- [Stated goal]: Put the lines of the records from the line with "home-indicator[interactable] (178, 1182, 378, 1189)" to the line with "error-message: En este", both included, into a JSON list of strings with one string per line and no blank lines.

- [Dataset extract]:
--- Start ---
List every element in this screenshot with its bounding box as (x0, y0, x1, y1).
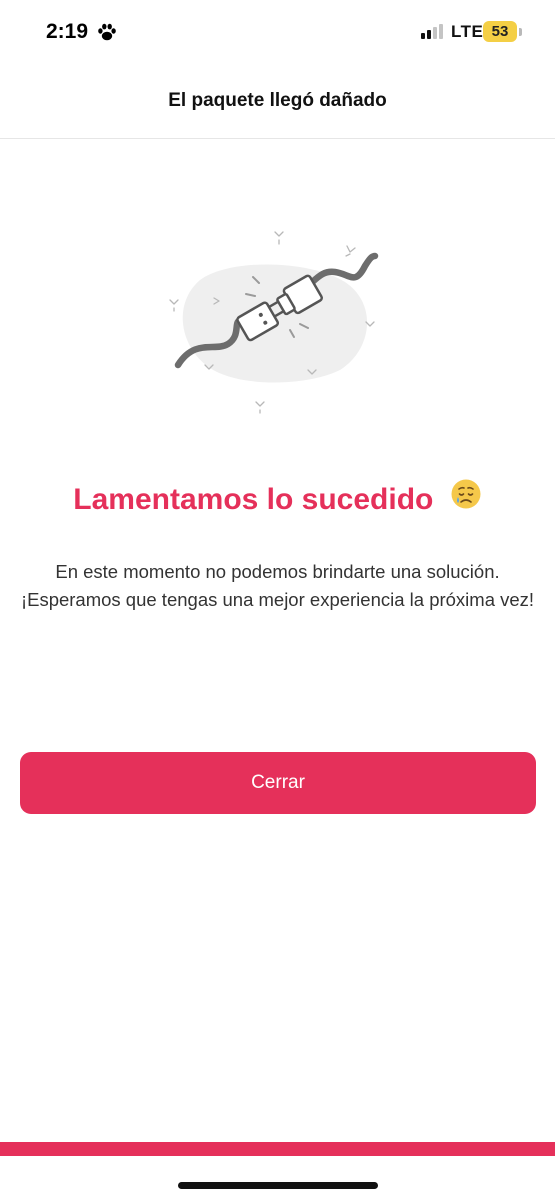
home-indicator[interactable] (178, 1182, 378, 1189)
battery-indicator: 53 (483, 21, 517, 42)
paw-icon (97, 22, 117, 47)
header: El paquete llegó dañado (0, 64, 555, 139)
unplugged-cable-icon (150, 220, 390, 420)
heading-text: Lamentamos lo sucedido (73, 483, 434, 516)
signal-icon (420, 23, 446, 44)
close-button[interactable]: Cerrar (20, 752, 536, 814)
status-bar: 2:19 LTE 53 (0, 0, 555, 64)
error-heading: Lamentamos lo sucedido (0, 479, 555, 518)
network-type: LTE (451, 22, 484, 41)
status-time: 2:19 (46, 20, 89, 43)
screen: 2:19 LTE 53 El paquete llegó dañado Lame… (0, 0, 555, 1200)
page-title: El paquete llegó dañado (168, 90, 387, 111)
error-message: En este momento no podemos brindarte una… (20, 561, 535, 610)
bottom-accent-bar (0, 1142, 555, 1156)
sad-face-icon (450, 478, 482, 518)
battery-tip (519, 28, 522, 36)
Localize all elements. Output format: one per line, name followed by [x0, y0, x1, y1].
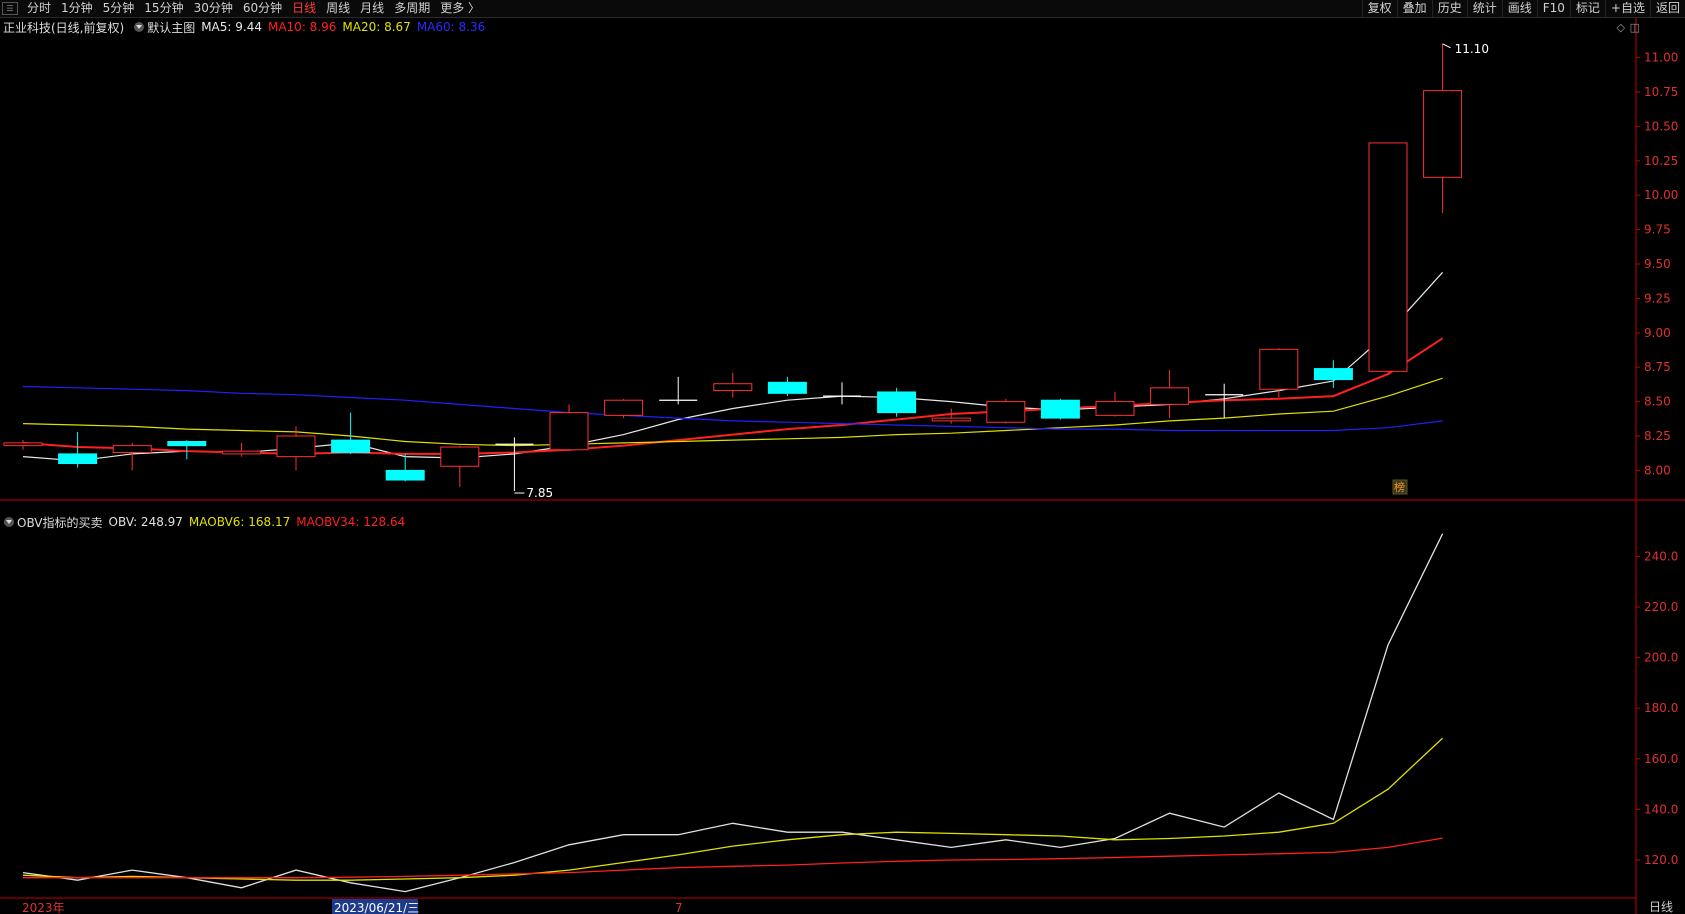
candle-body — [3, 442, 43, 447]
expand-icon[interactable]: ◫ — [1630, 21, 1640, 34]
date-label: 2023年 — [22, 901, 65, 914]
candle-body — [1095, 401, 1135, 416]
price-tick-label: 10.25 — [1644, 154, 1678, 168]
period-tab[interactable]: 周线 — [321, 0, 355, 17]
ma60-value: MA60: 8.36 — [416, 20, 486, 34]
candle-body — [1423, 90, 1463, 178]
period-toolbar: ☰ 分时 1分钟 5分钟 15分钟 30分钟 60分钟 日线 周线 月线 多周期 更多 〉 复权 叠加… — [0, 0, 1685, 18]
obv-tick-label: 240.0 — [1644, 549, 1678, 563]
ma20-value: MA20: 8.67 — [342, 20, 411, 34]
price-tick-label: 8.50 — [1644, 395, 1671, 409]
period-tab[interactable]: 更多 〉 — [435, 0, 485, 17]
toolbar-button[interactable]: 返回 — [1649, 0, 1685, 17]
toolbar-button[interactable]: F10 — [1536, 0, 1570, 17]
obv-line-maobv34 — [23, 837, 1443, 879]
low-price-label: 7.85 — [526, 486, 553, 500]
maobv6-value: MAOBV6: 168.17 — [188, 515, 291, 529]
period-tab[interactable]: 分时 — [22, 0, 56, 17]
price-tick-label: 9.75 — [1644, 223, 1671, 237]
dropdown-icon[interactable] — [134, 22, 145, 32]
toolbar-button[interactable]: 标记 — [1569, 0, 1605, 17]
stock-title: 正业科技(日线,前复权) — [3, 20, 125, 35]
period-tab[interactable]: 多周期 — [389, 0, 435, 17]
right-toolbar: 复权 叠加 历史 统计 画线 F10 标记 +自选 返回 — [1361, 0, 1685, 17]
price-tick-label: 10.75 — [1644, 85, 1678, 99]
period-tab[interactable]: 30分钟 — [189, 0, 238, 17]
candle-body — [931, 417, 971, 422]
template-name[interactable]: 默认主图 — [147, 19, 195, 36]
obv-tick-label: 160.0 — [1644, 752, 1678, 766]
indicator-title[interactable]: OBV指标的买卖 — [17, 514, 103, 531]
menu-icon[interactable]: ☰ — [2, 2, 18, 15]
date-label: 2023/06/21/三 — [334, 901, 419, 914]
candle-body — [986, 401, 1026, 423]
ma5-value: MA5: 9.44 — [201, 20, 262, 34]
toolbar-button[interactable]: 统计 — [1466, 0, 1502, 17]
candle-body — [221, 450, 261, 455]
toolbar-button[interactable]: 画线 — [1501, 0, 1537, 17]
candle-body — [713, 383, 753, 392]
candle-body — [877, 391, 917, 414]
price-tick-label: 9.25 — [1644, 291, 1671, 305]
period-tab[interactable]: 月线 — [355, 0, 389, 17]
maobv34-value: MAOBV34: 128.64 — [296, 515, 406, 529]
price-tick-label: 9.50 — [1644, 257, 1671, 271]
toolbar-button[interactable]: 叠加 — [1396, 0, 1432, 17]
main-legend: 正业科技(日线,前复权) 默认主图 MA5: 9.44 MA10: 8.96 M… — [0, 18, 491, 36]
candle-body — [549, 412, 589, 451]
candle-body — [331, 439, 371, 454]
candle-body — [604, 399, 644, 416]
obv-value: OBV: 248.97 — [108, 515, 183, 529]
date-label: 7 — [675, 901, 683, 914]
candle-body — [1313, 368, 1353, 381]
obv-line-obv — [22, 533, 1444, 893]
period-tab[interactable]: 15分钟 — [139, 0, 188, 17]
period-tab[interactable]: 1分钟 — [56, 0, 98, 17]
candle-body — [440, 446, 480, 467]
sub-legend: OBV指标的买卖 OBV: 248.97 MAOBV6: 168.17 MAOB… — [0, 513, 411, 531]
high-arrow — [1442, 43, 1451, 49]
obv-tick-label: 180.0 — [1644, 701, 1678, 715]
period-footer: 日线 — [1648, 900, 1673, 914]
candle-body — [276, 435, 316, 458]
obv-tick-label: 220.0 — [1644, 600, 1678, 614]
obv-line-maobv6 — [22, 737, 1444, 881]
price-tick-label: 8.00 — [1644, 463, 1671, 477]
obv-tick-label: 200.0 — [1644, 651, 1678, 665]
price-tick-label: 10.00 — [1644, 188, 1678, 202]
candle-body — [58, 453, 98, 465]
obv-tick-label: 120.0 — [1644, 853, 1678, 867]
diamond-icon[interactable]: ◇ — [1617, 21, 1625, 34]
chart-canvas: 8.00 8.25 8.50 8.75 9.00 9.25 9.50 9.75 10.00 10.… — [0, 18, 1685, 914]
sub-dropdown-icon[interactable] — [4, 517, 14, 527]
price-tick-label: 10.50 — [1644, 119, 1678, 133]
toolbar-button[interactable]: 复权 — [1361, 0, 1397, 17]
bang-badge-label: 榜 — [1394, 480, 1405, 494]
toolbar-button[interactable]: 历史 — [1431, 0, 1467, 17]
toolbar-button[interactable]: +自选 — [1604, 0, 1650, 17]
candle-body — [1040, 399, 1080, 419]
price-tick-label: 8.25 — [1644, 429, 1671, 443]
candle-body — [1368, 142, 1408, 372]
price-tick-label: 8.75 — [1644, 360, 1671, 374]
ma10-value: MA10: 8.96 — [267, 20, 337, 34]
period-tab[interactable]: 日线 — [287, 0, 321, 17]
candle-body — [1259, 348, 1299, 390]
period-tab[interactable]: 60分钟 — [238, 0, 287, 17]
ma-line-ma5 — [22, 271, 1444, 462]
period-tab[interactable]: 5分钟 — [98, 0, 140, 17]
obv-tick-label: 140.0 — [1644, 802, 1678, 816]
candle-body — [767, 381, 807, 394]
high-price-label: 11.10 — [1455, 42, 1489, 56]
period-tabs: 分时 1分钟 5分钟 15分钟 30分钟 60分钟 日线 周线 月线 多周期 更多 〉 — [22, 0, 485, 17]
candle-body — [112, 445, 152, 454]
price-tick-label: 9.00 — [1644, 326, 1671, 340]
candle-body — [167, 441, 207, 447]
candle-body — [385, 469, 425, 481]
candle-body — [1150, 387, 1190, 405]
price-tick-label: 11.00 — [1644, 51, 1678, 65]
--- End ---
- [Task response]:
[
  "home-indicator[interactable] (178, 1182, 378, 1189)",
  "battery-indicator: 53 (483, 21, 517, 42)",
  "paw-icon (97, 22, 117, 47)",
  "header: El paquete llegó dañado (0, 64, 555, 139)",
  "unplugged-cable-icon (150, 220, 390, 420)",
  "heading-text: Lamentamos lo sucedido (73, 483, 434, 516)",
  "signal-icon (420, 23, 446, 44)",
  "close-button[interactable]: Cerrar (20, 752, 536, 814)",
  "status-bar: 2:19 LTE 53 (0, 0, 555, 64)",
  "error-heading: Lamentamos lo sucedido (0, 479, 555, 518)",
  "network-type: LTE (451, 22, 484, 41)",
  "status-time: 2:19 (46, 20, 89, 43)",
  "screen: 2:19 LTE 53 El paquete llegó dañado Lame… (0, 0, 555, 1200)",
  "page-title: El paquete llegó dañado (168, 90, 387, 111)",
  "error-message: En este momento no podemos brindarte una… (20, 561, 535, 610)"
]